(WHAT YOU HAVE TO DO):
Pull each line holding the word "JSON" from the data.

— begin RECORD EXCERPTS —

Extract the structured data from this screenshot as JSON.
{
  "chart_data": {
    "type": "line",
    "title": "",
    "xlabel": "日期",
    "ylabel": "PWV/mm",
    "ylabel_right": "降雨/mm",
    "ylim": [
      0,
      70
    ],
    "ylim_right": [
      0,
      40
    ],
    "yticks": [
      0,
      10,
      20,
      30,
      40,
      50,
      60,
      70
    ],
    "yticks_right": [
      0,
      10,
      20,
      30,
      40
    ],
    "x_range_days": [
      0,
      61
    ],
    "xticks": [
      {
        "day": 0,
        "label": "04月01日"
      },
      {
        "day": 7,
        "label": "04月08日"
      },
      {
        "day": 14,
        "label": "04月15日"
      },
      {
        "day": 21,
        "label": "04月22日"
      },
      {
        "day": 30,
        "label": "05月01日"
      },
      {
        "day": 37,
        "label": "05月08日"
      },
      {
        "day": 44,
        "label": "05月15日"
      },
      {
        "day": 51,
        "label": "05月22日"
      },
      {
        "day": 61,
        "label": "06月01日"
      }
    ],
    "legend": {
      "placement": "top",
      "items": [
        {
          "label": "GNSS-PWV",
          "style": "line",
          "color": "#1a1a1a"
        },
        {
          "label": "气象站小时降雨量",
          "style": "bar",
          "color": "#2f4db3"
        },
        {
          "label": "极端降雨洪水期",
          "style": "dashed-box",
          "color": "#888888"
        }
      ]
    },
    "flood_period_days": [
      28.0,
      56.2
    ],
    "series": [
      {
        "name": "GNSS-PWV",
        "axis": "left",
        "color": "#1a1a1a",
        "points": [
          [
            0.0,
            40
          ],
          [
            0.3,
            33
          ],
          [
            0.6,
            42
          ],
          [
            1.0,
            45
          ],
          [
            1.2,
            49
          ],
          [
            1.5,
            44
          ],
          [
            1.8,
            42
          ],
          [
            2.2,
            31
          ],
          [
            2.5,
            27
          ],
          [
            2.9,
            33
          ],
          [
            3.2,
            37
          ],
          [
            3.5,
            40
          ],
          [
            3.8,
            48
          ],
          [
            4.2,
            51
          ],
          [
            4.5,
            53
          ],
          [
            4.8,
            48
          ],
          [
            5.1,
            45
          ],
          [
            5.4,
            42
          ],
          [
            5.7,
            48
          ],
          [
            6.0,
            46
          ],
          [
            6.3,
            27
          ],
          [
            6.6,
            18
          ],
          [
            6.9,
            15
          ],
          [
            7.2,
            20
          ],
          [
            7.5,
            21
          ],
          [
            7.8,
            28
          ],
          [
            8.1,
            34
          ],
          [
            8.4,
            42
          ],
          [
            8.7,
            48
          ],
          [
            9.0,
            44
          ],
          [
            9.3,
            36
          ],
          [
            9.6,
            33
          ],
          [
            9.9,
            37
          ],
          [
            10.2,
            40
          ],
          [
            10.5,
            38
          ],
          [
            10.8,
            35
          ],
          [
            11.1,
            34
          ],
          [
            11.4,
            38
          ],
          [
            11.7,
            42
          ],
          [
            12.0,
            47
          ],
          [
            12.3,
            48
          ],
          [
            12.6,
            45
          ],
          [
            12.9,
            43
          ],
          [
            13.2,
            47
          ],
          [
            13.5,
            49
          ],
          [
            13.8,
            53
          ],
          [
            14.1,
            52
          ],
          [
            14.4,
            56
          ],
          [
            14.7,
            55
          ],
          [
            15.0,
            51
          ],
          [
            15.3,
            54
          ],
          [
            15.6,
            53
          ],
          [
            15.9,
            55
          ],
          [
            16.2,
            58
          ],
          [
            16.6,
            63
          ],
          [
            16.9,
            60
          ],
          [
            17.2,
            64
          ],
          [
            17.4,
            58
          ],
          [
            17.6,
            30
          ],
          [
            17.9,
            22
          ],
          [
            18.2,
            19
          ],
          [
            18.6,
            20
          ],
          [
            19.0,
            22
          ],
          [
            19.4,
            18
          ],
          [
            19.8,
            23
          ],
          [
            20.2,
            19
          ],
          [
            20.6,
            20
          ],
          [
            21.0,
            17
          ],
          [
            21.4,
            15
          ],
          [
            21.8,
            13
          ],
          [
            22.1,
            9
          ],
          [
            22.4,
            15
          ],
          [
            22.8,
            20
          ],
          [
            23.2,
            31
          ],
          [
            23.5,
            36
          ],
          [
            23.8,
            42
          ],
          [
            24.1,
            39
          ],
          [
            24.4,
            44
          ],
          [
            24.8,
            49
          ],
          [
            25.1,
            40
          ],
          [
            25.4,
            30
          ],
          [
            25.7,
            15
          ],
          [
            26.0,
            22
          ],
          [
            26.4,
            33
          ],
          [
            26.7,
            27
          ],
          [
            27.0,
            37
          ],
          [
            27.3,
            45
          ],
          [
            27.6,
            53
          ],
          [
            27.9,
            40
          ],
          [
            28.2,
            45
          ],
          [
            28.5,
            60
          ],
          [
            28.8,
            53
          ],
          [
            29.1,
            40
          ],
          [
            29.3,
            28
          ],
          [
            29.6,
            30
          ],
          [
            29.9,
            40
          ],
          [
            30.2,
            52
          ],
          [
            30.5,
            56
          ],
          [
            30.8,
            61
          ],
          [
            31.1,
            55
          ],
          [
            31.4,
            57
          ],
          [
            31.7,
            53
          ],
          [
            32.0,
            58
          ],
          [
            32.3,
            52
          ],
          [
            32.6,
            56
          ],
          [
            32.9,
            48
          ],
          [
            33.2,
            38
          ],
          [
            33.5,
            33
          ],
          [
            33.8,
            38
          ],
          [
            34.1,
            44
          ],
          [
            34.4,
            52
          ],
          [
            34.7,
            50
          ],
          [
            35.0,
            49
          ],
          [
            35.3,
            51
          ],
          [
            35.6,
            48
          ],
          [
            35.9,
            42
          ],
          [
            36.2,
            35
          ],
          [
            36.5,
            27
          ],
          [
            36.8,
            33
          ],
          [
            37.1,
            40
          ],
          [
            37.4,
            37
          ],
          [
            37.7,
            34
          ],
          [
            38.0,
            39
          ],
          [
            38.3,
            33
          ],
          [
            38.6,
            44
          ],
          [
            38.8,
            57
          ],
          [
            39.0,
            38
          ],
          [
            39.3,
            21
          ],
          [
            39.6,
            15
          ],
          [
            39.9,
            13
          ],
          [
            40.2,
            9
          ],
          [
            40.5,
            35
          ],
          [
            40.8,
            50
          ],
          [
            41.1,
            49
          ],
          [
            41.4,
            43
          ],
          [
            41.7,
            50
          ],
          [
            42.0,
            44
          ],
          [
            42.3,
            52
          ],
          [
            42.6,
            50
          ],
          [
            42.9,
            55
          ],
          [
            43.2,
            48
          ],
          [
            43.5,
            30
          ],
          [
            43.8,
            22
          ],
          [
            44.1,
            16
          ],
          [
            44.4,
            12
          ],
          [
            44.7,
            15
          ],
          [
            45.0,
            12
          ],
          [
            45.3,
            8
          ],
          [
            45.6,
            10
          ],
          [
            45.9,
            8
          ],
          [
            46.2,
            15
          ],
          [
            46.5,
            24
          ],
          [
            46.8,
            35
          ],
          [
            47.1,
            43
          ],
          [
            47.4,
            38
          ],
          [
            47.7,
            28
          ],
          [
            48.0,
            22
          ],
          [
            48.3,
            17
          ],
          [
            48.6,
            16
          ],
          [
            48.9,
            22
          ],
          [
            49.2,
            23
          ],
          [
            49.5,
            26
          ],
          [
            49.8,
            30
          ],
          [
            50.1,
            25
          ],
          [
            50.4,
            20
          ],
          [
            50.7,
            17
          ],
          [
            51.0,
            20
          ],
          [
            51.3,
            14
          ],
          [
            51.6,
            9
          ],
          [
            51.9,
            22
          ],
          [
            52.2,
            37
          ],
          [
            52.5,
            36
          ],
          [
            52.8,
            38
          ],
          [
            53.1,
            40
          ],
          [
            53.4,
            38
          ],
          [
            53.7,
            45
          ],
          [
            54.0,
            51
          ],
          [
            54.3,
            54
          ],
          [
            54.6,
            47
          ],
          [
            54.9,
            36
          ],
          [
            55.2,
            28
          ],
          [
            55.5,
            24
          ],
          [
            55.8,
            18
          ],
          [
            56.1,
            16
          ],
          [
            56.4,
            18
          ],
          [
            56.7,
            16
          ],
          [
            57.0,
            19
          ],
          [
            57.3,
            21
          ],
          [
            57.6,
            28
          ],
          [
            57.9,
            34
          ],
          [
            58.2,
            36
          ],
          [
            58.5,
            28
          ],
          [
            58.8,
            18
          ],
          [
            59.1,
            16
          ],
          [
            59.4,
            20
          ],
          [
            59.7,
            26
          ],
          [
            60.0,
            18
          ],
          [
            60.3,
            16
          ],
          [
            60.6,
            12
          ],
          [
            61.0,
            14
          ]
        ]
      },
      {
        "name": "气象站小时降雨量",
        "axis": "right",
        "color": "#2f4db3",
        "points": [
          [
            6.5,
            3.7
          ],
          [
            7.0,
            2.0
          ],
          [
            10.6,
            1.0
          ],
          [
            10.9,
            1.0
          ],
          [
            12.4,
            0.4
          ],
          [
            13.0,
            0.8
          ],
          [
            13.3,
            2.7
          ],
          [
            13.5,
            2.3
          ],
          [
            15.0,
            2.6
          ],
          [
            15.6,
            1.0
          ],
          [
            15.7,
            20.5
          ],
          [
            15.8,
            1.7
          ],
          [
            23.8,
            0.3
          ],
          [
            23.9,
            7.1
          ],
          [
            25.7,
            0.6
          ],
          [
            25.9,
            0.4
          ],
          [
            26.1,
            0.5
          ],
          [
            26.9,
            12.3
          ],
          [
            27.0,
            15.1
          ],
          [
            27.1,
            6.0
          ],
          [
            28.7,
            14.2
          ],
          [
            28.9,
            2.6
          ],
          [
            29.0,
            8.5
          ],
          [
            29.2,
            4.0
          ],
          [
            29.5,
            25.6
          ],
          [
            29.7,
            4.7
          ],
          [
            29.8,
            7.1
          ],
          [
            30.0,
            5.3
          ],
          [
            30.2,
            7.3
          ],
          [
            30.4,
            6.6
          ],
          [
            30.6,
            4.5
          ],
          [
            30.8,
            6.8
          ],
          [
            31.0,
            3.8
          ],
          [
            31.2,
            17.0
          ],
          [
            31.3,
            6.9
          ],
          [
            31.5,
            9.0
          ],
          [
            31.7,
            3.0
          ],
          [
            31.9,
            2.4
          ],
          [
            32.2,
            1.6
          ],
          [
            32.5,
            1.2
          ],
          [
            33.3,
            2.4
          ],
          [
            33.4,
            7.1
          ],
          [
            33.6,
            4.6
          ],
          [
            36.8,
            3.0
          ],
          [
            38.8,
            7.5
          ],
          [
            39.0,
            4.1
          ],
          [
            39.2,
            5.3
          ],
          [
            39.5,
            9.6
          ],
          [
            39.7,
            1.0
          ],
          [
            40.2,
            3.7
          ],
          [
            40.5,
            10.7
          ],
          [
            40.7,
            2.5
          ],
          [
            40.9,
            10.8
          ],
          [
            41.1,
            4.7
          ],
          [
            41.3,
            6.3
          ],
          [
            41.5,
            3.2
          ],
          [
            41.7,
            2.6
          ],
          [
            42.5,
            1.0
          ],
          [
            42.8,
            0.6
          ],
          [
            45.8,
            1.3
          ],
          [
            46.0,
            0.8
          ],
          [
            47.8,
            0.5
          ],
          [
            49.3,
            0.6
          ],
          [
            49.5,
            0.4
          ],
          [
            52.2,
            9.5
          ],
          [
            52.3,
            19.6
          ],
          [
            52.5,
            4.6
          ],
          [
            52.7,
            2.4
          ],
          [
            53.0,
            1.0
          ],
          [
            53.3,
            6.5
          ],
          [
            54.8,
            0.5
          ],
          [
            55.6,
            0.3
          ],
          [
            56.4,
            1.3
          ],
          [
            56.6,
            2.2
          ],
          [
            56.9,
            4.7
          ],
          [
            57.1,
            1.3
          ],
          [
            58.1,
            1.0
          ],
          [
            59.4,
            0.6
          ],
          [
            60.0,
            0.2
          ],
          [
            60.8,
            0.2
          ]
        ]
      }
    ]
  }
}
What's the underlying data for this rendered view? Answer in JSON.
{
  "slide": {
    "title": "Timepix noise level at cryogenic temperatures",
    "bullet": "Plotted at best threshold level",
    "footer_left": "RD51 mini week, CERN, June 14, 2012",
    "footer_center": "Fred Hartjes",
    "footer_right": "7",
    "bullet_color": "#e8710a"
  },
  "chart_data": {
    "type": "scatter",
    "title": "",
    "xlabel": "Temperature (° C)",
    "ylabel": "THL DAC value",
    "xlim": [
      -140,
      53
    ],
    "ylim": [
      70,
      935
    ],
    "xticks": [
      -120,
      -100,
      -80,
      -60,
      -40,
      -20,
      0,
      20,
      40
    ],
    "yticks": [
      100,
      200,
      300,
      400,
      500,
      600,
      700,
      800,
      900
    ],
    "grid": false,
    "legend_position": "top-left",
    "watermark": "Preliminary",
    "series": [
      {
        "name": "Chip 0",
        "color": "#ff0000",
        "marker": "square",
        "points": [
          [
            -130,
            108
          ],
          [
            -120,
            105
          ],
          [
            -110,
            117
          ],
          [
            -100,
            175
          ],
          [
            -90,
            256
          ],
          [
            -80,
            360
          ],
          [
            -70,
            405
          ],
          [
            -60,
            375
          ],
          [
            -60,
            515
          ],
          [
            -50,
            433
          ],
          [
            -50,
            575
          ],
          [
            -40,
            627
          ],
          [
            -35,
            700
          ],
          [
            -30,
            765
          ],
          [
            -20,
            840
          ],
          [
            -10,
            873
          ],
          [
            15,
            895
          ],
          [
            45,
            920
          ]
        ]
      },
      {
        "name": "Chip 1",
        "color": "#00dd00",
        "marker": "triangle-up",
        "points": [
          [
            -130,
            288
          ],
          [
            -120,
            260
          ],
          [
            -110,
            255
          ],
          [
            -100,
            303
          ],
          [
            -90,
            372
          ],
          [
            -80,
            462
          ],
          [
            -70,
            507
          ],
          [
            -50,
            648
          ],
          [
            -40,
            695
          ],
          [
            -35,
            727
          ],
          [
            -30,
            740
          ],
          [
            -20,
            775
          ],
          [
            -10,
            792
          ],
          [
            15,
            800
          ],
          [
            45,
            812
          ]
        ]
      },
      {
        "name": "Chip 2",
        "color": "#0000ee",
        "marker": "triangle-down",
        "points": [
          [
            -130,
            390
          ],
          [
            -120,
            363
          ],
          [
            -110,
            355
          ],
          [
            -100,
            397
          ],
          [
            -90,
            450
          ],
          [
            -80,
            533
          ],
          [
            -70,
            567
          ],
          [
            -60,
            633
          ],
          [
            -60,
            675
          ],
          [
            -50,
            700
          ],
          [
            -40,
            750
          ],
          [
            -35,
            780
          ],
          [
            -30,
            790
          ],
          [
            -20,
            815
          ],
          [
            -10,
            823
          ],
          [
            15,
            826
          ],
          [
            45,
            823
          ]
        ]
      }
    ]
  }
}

— end RECORD EXCERPTS —

(COMPLETE RESPONSE):
Extract the structured data from this screenshot as JSON.
What's the underlying data for this rendered view? Answer in JSON.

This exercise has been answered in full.